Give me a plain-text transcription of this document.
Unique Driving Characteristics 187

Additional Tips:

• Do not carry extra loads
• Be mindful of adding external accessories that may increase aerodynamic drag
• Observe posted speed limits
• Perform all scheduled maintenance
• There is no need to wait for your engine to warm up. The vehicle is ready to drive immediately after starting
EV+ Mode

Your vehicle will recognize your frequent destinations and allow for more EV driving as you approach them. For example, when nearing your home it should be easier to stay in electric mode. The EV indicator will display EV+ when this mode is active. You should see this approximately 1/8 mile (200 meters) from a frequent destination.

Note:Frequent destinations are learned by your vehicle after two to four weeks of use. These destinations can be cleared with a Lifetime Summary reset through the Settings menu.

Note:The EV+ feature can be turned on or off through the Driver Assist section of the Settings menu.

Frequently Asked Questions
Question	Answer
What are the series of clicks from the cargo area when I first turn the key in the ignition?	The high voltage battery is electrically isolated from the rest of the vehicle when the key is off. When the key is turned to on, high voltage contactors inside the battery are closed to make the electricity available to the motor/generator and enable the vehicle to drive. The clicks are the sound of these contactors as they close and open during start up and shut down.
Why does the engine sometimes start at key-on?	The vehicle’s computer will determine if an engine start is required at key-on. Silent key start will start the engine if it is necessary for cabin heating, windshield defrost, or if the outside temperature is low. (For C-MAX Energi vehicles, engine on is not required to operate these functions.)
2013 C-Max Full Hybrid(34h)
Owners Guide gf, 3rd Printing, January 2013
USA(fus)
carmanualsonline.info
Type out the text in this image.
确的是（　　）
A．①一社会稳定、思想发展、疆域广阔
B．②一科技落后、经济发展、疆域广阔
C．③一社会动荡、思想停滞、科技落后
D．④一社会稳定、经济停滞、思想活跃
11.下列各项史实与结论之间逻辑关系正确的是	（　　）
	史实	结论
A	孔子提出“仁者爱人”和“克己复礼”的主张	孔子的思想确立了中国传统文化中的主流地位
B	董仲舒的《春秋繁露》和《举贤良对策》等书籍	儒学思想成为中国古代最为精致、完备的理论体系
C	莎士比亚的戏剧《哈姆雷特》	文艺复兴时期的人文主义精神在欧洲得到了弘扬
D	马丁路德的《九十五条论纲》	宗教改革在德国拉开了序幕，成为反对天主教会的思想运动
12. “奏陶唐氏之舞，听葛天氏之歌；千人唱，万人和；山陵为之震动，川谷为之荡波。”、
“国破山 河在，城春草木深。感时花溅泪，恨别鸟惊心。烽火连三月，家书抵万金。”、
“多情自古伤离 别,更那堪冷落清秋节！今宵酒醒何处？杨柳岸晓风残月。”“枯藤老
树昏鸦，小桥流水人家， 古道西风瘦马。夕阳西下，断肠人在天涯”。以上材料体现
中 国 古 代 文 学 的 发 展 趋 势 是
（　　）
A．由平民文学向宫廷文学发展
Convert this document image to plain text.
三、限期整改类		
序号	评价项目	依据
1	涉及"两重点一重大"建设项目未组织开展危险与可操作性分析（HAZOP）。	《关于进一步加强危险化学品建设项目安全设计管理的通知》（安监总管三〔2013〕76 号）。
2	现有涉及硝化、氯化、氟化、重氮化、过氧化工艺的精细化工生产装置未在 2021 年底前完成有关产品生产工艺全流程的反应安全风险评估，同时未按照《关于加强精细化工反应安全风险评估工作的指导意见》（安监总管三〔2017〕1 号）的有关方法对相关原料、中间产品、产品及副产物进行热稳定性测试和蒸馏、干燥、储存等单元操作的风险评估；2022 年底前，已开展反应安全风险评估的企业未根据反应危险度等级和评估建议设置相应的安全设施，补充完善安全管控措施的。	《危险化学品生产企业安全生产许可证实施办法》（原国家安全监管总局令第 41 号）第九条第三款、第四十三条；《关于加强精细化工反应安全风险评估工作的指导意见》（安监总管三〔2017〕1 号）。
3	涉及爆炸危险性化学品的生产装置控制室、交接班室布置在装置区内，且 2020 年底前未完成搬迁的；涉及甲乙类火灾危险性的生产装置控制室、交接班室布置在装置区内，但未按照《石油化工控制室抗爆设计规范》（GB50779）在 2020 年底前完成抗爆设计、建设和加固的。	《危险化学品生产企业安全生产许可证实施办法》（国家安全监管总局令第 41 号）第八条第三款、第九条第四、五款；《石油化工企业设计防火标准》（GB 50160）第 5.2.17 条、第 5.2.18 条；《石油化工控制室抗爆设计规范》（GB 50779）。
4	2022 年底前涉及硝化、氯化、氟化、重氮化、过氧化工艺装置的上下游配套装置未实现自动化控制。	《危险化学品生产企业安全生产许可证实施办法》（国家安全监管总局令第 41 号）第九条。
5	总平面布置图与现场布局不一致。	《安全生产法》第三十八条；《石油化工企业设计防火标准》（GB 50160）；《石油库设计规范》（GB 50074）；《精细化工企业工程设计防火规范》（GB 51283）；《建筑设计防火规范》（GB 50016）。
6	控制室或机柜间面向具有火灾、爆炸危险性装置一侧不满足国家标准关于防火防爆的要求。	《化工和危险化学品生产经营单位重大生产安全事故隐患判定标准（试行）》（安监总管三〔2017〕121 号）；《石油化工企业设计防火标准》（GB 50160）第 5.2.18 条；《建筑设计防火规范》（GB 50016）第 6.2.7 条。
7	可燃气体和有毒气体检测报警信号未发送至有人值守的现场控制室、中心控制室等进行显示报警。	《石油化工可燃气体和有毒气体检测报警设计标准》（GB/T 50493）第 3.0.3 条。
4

What the task asks: Pick out every line with the string "疆域广阔" and copy it.

Response below:
A．①一社会稳定、思想发展、疆域广阔
B．②一科技落后、经济发展、疆域广阔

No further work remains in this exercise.